== DATA SHOWN ==
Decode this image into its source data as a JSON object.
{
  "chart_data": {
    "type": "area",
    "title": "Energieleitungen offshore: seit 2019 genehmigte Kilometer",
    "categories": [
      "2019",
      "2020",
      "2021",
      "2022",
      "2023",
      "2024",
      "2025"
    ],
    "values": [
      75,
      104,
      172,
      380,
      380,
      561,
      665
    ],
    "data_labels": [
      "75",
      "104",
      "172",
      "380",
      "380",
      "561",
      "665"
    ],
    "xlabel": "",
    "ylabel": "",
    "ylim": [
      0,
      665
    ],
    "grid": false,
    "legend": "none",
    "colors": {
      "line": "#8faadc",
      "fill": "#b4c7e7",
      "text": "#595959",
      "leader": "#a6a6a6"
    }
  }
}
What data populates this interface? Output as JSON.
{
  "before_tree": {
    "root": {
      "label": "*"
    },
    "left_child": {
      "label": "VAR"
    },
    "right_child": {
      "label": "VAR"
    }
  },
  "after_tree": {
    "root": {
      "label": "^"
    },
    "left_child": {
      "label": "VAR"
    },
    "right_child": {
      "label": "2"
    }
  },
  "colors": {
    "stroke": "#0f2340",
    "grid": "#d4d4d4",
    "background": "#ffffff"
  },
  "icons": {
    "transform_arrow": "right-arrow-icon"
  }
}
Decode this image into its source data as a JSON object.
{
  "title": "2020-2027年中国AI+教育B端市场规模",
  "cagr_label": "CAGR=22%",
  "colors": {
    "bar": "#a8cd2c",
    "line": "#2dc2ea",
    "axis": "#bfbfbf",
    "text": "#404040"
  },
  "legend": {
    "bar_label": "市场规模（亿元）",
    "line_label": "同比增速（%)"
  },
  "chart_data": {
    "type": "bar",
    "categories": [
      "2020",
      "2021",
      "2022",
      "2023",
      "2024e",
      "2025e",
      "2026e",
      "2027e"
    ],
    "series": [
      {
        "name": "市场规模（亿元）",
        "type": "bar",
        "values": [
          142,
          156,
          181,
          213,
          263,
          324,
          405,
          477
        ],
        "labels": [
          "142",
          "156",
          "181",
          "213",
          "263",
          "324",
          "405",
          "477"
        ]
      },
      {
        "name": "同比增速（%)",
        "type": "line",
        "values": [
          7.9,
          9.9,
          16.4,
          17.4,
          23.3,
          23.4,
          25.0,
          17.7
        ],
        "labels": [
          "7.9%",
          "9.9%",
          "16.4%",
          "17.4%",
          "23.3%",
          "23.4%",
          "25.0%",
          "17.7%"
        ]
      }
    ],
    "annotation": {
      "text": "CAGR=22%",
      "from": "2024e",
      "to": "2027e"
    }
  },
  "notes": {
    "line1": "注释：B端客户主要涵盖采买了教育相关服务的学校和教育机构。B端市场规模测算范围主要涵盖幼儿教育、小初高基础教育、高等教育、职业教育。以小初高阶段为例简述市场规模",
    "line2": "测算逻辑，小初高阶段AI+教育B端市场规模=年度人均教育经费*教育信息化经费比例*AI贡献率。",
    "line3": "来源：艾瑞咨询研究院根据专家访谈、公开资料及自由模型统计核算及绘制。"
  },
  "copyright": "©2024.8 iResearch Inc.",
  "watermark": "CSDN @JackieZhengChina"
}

== EXERCISE REQUIREMENTS ==
Copy all lines from the listing that contain "title".

== RESPONSE ==
    "title": "Energieleitungen offshore: seit 2019 genehmigte Kilometer",
  "title": "2020-2027年中国AI+教育B端市场规模",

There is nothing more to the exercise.